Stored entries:

◇ ◇ ◇ ◇ ◇

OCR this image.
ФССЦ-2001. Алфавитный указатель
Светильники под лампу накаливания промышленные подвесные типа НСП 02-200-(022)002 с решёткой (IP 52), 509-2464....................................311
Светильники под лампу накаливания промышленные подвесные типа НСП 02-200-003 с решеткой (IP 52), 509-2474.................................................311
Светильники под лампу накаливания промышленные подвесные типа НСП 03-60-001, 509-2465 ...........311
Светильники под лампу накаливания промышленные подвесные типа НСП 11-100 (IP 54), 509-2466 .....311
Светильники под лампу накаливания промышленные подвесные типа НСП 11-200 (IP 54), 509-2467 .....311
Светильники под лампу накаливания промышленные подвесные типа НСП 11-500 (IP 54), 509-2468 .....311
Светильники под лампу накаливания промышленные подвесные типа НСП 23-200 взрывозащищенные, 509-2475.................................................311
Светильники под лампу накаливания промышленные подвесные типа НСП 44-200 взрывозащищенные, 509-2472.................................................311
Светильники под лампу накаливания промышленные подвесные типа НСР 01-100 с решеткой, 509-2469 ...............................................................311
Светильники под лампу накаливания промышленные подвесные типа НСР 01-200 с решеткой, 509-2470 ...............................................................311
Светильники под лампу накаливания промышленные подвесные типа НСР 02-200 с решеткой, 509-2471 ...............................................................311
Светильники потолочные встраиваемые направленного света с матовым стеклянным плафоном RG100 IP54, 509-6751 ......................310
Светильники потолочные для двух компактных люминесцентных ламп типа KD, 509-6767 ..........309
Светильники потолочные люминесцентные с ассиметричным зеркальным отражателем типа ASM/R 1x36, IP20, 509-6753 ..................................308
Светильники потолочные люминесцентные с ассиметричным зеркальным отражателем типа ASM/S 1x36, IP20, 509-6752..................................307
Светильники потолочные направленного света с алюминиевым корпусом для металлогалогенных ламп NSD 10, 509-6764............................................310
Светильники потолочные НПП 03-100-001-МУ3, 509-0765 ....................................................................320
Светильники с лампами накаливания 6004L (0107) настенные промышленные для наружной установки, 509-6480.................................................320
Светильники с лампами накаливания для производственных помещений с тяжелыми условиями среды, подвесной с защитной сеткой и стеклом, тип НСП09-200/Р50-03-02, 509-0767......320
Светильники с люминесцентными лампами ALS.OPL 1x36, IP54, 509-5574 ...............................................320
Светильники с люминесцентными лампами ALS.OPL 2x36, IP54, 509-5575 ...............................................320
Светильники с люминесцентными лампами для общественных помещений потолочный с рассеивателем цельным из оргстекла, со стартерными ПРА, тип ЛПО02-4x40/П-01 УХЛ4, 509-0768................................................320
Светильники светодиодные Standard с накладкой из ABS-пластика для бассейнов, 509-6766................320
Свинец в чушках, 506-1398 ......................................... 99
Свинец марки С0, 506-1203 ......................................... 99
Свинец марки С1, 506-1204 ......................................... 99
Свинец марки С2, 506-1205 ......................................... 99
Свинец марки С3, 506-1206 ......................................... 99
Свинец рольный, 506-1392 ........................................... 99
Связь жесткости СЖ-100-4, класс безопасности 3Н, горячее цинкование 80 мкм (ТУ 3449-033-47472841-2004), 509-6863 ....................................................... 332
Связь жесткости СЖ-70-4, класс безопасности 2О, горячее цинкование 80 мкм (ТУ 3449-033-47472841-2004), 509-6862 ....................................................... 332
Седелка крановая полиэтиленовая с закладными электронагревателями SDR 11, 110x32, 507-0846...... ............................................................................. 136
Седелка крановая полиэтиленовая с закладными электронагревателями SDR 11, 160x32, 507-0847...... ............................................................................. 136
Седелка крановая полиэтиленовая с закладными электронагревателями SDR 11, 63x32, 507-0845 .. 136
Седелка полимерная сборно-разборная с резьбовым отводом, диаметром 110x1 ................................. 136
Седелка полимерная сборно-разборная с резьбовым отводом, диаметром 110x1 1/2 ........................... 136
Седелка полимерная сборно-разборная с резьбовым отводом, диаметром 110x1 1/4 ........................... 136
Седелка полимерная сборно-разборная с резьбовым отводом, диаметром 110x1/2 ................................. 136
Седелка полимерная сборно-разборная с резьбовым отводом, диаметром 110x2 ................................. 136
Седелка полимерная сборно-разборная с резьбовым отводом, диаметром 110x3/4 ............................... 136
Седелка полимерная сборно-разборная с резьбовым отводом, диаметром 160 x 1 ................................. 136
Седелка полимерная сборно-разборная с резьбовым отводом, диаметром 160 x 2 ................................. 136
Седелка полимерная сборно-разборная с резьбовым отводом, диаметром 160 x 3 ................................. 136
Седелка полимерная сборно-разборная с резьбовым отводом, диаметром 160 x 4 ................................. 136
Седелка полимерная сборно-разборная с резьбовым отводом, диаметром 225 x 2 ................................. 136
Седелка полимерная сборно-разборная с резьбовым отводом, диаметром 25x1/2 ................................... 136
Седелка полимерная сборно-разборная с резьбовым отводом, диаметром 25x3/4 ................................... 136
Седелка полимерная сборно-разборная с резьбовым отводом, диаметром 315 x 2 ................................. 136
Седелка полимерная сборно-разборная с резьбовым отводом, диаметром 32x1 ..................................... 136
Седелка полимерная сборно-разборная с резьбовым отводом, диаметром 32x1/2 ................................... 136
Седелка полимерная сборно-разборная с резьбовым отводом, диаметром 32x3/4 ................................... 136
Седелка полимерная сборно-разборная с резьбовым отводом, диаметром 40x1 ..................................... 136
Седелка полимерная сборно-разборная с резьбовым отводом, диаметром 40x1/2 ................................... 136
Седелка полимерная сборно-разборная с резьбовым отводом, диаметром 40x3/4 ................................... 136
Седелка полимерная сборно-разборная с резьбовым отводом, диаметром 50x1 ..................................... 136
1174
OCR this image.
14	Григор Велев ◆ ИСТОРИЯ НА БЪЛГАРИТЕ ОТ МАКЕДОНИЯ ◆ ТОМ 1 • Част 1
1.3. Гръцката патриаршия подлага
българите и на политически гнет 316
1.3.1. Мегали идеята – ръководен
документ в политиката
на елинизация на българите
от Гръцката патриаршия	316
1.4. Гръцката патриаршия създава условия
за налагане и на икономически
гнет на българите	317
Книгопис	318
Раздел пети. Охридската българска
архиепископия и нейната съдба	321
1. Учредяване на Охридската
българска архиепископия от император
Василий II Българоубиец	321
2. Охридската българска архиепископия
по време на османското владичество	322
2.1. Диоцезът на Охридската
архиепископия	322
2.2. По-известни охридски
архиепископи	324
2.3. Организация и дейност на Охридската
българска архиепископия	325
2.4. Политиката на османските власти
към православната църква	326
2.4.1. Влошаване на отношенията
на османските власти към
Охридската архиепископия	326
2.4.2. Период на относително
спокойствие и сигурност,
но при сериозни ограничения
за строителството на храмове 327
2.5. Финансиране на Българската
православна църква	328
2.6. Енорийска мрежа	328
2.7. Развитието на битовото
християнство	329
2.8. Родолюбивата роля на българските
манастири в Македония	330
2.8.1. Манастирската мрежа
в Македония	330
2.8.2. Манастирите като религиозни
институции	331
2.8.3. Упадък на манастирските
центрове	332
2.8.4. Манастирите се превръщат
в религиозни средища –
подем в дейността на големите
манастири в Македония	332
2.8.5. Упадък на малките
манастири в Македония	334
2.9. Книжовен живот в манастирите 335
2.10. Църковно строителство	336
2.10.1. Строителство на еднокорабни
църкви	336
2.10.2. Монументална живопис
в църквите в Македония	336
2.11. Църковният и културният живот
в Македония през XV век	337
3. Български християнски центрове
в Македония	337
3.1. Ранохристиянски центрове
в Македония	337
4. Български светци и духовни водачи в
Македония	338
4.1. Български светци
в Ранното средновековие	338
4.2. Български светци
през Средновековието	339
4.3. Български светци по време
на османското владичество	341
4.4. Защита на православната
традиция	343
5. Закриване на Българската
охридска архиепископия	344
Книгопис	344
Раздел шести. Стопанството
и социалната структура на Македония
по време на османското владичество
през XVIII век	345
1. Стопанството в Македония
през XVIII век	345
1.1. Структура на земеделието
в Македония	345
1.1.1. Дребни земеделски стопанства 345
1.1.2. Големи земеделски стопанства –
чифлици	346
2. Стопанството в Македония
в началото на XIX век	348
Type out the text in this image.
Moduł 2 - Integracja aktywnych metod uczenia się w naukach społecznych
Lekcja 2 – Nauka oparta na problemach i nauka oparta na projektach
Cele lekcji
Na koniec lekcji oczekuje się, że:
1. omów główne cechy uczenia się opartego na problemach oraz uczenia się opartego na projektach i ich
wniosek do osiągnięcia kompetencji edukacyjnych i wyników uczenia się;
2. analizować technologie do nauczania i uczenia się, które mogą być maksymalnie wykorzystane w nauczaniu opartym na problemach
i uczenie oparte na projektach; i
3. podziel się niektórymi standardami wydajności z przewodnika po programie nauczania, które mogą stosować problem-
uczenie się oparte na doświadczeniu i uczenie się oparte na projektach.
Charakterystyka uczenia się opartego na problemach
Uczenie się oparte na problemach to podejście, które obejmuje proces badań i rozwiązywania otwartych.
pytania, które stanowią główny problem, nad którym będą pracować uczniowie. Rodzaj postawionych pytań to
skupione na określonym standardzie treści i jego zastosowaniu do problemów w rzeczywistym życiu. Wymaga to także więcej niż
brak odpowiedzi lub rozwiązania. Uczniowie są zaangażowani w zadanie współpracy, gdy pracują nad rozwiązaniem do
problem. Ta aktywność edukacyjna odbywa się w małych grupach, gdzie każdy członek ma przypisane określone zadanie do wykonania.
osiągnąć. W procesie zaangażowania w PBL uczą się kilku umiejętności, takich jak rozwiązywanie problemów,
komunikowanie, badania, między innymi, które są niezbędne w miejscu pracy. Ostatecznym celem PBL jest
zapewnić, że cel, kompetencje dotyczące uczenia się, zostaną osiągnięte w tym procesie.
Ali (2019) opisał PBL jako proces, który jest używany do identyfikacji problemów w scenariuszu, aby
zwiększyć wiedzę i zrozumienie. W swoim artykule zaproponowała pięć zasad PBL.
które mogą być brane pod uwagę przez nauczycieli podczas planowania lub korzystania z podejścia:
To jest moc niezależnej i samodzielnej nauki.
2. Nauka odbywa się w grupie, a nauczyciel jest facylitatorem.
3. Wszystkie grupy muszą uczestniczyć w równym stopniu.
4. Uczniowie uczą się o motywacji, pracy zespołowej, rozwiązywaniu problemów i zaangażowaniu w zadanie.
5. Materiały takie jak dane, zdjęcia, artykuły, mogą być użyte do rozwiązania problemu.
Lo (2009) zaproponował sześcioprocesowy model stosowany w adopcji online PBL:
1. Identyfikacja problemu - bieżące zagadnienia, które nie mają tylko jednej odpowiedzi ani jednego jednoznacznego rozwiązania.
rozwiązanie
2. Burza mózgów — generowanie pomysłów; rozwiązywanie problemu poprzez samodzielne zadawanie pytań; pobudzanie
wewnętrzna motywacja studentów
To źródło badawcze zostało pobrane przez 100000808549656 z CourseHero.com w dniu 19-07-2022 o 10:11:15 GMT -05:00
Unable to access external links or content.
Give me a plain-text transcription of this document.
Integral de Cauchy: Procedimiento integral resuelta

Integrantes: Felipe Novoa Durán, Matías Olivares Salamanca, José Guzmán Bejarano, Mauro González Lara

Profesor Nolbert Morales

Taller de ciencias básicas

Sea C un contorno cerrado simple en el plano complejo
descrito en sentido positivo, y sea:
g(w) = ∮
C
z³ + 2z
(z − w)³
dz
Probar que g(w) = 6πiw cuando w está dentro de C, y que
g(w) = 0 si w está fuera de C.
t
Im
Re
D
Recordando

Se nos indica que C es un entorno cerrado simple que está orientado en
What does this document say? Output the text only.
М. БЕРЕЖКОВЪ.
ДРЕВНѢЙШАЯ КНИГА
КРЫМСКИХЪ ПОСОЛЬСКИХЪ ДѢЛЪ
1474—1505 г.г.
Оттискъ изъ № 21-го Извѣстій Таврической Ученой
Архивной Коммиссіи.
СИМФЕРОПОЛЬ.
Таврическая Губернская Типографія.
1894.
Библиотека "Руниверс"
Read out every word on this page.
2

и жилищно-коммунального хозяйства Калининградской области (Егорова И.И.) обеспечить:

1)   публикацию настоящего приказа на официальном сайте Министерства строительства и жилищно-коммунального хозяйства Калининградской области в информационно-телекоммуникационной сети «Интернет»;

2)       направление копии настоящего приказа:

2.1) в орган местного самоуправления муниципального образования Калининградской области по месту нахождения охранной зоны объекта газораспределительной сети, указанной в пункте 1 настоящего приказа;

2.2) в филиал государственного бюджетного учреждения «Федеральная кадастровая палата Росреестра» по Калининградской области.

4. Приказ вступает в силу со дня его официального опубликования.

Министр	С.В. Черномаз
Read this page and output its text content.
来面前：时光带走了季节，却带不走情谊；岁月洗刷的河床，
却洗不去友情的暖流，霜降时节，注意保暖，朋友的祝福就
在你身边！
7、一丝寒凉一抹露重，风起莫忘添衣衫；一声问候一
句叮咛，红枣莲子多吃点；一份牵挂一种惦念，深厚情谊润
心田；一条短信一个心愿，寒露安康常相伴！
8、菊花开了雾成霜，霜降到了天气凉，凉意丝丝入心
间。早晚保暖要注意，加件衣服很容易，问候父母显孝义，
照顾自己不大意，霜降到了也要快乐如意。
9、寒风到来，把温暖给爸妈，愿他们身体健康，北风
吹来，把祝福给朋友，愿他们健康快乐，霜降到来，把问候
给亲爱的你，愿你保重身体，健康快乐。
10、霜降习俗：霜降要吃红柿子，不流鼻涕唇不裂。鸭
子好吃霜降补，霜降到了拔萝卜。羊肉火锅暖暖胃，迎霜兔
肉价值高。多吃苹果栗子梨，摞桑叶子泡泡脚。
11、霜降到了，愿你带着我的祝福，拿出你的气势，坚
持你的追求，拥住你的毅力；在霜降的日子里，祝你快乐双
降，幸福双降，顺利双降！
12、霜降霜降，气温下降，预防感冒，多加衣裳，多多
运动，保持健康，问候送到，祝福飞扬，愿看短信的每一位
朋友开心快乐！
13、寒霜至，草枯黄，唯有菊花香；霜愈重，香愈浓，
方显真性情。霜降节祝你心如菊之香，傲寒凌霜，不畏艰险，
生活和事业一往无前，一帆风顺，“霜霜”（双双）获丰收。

◇ ◇ ◇ ◇ ◇

== REQUIREMENTS ==
Search the data above for lines holding "lekcji" and copy each of them.

== TASK OUTPUT ==
Cele lekcji
Na koniec lekcji oczekuje się, że:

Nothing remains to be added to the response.